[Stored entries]
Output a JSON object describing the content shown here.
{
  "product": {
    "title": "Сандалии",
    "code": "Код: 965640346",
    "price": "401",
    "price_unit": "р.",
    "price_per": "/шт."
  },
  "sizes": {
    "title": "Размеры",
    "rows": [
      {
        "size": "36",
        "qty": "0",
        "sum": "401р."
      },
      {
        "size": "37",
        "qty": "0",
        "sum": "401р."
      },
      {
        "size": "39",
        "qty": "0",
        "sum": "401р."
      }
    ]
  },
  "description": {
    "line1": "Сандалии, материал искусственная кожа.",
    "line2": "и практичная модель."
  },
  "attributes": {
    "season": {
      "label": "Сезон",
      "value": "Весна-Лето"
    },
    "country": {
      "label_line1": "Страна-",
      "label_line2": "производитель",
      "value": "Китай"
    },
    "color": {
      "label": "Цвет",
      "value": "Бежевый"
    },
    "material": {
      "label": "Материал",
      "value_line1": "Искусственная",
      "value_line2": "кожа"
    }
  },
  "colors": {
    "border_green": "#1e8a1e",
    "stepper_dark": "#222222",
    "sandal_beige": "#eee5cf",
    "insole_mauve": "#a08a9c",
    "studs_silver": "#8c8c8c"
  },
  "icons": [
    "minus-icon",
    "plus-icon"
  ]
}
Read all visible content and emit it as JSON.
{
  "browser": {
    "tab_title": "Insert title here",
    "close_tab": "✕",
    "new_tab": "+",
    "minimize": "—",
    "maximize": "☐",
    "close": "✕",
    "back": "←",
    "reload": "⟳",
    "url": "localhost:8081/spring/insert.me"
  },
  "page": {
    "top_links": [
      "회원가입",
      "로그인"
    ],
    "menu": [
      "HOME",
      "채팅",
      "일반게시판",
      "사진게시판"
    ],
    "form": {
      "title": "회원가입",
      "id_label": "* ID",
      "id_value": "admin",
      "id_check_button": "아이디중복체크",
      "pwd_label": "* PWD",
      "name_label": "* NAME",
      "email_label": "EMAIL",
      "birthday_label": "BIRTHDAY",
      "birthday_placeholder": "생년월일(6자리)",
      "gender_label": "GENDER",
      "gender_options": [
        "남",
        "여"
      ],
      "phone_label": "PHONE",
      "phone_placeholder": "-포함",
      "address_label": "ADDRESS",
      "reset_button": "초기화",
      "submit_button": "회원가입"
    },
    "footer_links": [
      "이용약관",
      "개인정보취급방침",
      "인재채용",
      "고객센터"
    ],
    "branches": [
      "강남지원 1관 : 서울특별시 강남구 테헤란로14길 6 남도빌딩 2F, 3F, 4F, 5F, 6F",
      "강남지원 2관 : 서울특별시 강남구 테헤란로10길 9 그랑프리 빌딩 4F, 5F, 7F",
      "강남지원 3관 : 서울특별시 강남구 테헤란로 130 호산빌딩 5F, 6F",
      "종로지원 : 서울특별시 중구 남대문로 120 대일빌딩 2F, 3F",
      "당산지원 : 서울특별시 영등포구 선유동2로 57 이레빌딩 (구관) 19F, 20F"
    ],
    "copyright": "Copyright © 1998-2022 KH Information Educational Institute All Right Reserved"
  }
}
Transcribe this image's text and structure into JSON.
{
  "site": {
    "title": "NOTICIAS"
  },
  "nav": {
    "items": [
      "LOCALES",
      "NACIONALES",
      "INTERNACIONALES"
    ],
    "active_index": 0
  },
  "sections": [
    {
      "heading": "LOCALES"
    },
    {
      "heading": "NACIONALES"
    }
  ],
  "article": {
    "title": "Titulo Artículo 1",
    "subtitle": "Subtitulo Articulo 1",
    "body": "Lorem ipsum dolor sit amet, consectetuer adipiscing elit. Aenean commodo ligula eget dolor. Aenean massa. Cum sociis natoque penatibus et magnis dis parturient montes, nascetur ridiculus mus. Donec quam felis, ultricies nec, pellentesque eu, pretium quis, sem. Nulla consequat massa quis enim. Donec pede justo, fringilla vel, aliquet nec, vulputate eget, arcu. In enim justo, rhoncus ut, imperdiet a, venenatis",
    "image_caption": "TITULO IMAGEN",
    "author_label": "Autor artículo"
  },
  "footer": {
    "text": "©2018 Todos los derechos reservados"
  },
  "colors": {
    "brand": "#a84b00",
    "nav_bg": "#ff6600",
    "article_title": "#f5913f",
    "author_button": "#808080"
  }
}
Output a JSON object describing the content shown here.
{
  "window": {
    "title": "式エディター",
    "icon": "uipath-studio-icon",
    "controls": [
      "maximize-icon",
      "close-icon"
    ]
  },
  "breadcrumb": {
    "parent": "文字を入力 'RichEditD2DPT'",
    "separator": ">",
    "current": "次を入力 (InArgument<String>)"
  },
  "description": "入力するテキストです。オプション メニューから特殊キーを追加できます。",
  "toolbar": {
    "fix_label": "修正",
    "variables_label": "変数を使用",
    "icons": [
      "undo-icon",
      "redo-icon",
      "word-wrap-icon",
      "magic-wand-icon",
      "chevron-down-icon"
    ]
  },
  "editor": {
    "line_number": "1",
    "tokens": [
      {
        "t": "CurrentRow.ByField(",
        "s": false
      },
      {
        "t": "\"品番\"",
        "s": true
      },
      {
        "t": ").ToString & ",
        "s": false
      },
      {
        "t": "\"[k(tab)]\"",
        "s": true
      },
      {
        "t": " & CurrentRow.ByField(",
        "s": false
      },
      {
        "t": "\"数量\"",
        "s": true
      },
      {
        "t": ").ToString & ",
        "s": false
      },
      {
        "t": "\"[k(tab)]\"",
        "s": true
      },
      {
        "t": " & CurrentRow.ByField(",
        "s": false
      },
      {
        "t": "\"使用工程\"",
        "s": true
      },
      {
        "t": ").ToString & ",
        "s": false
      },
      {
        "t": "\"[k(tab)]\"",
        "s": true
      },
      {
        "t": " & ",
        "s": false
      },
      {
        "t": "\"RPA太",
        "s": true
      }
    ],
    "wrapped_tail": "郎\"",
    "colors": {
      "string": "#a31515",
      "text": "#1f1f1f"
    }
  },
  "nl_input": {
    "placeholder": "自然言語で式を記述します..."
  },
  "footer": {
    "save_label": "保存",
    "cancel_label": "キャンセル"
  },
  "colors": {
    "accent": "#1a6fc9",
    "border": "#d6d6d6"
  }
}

• [Written instruction]: Where a line contains the string "heading", extract that line.

• [The reply]:
      "heading": "LOCALES"
      "heading": "NACIONALES"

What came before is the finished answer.